Spectrum Volume 19 Issue 26 - April 3, 1997

John Moore

By Sandy Broughton

In the early 1970s, John Moore was behind a videocamera capturing the sounds, facial expressions, and learning that took place as four-year-old Gina shared her pre-reading skills at the Virginia Tech Child Development Laboratory School. One of Virginia Tech's first color video productions, Moore's work was of such high quality that it continues to be used as a resource for students studying early-childhood development.

Twenty-five years later, Virginia Tech has become known as a pioneer in using new technologies to improve teaching and learning and, as director of Educational Technologies, Moore has played a vital role. This year, he is honored with the President's Award for Excellence for his extraordinary contributions to the university.

As one of the original staff members when the Learning Resources Center was founded in 1971, Moore has shaped Virginia Tech's progress in implementing educational technologies with his unique combination of instructional design expertise, technical production skills, and cooperative spirit. "It is through Dr. Moore's work that Virginia Tech is building the infrastructure to realize the vision in the Update to the University Plan 1996-2001," said Joanne Eustis, Information Systems' director of planning and program review.

Through the Faculty Development Initiative, which Moore developed and manages, more than 1,000 faculty members have broadened their vision of the potential of technology and acquired the knowledge and resources to reinvent their teaching methods. "He has helped transform the climate at Virginia Tech as it pertains to the new teaching/learning environment," said Lucinda Roy, who, with Moore, developed the university's Cyberschool project on asynchronous network-based instruction.

- _Written request 1_:
Name every person mentioned by name in the April 3, 1997 Spectrum article on John Moore.

- _Information provided_:

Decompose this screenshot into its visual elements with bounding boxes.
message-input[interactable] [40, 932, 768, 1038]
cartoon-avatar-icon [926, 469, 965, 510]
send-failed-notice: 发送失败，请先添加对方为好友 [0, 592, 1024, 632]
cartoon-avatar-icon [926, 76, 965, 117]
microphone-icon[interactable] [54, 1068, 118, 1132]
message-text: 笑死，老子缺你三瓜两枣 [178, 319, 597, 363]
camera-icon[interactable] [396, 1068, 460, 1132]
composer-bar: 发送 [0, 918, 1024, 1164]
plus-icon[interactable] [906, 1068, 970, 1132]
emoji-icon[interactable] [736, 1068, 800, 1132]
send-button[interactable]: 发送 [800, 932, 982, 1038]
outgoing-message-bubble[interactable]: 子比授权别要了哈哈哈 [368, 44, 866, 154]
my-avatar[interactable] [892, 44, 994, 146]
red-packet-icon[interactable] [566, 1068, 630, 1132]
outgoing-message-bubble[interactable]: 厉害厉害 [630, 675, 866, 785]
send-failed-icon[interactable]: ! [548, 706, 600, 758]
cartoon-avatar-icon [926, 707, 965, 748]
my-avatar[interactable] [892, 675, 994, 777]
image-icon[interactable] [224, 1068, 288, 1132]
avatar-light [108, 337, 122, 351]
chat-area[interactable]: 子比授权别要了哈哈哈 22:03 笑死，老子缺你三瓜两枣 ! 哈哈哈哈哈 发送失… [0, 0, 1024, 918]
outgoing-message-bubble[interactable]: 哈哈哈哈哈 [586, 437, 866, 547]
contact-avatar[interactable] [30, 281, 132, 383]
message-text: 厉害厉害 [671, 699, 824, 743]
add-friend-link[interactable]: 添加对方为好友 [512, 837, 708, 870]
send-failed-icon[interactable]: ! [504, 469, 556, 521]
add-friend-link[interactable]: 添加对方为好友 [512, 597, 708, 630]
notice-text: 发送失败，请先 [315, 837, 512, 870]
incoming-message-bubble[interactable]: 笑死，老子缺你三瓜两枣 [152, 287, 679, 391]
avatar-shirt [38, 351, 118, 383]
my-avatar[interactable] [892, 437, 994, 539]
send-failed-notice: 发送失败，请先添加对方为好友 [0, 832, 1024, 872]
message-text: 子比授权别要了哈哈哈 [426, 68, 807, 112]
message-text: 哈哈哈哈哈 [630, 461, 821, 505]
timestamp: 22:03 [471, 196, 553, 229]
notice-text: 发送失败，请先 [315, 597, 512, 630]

- _Written request 2_:
Reproduce the records verbatim, starting at their first line and ending with the line containing "send-button[interactable]: 发送 [800, 932, 982, 1038]", including that line.

- _Correct answer 1_:
John Moore, Sandy Broughton, Gina, Joanne Eustis, Lucinda Roy

- _Correct answer 2_:
Decompose this screenshot into its visual elements with bounding boxes.
message-input[interactable] [40, 932, 768, 1038]
cartoon-avatar-icon [926, 469, 965, 510]
send-failed-notice: 发送失败，请先添加对方为好友 [0, 592, 1024, 632]
cartoon-avatar-icon [926, 76, 965, 117]
microphone-icon[interactable] [54, 1068, 118, 1132]
message-text: 笑死，老子缺你三瓜两枣 [178, 319, 597, 363]
camera-icon[interactable] [396, 1068, 460, 1132]
composer-bar: 发送 [0, 918, 1024, 1164]
plus-icon[interactable] [906, 1068, 970, 1132]
emoji-icon[interactable] [736, 1068, 800, 1132]
send-button[interactable]: 发送 [800, 932, 982, 1038]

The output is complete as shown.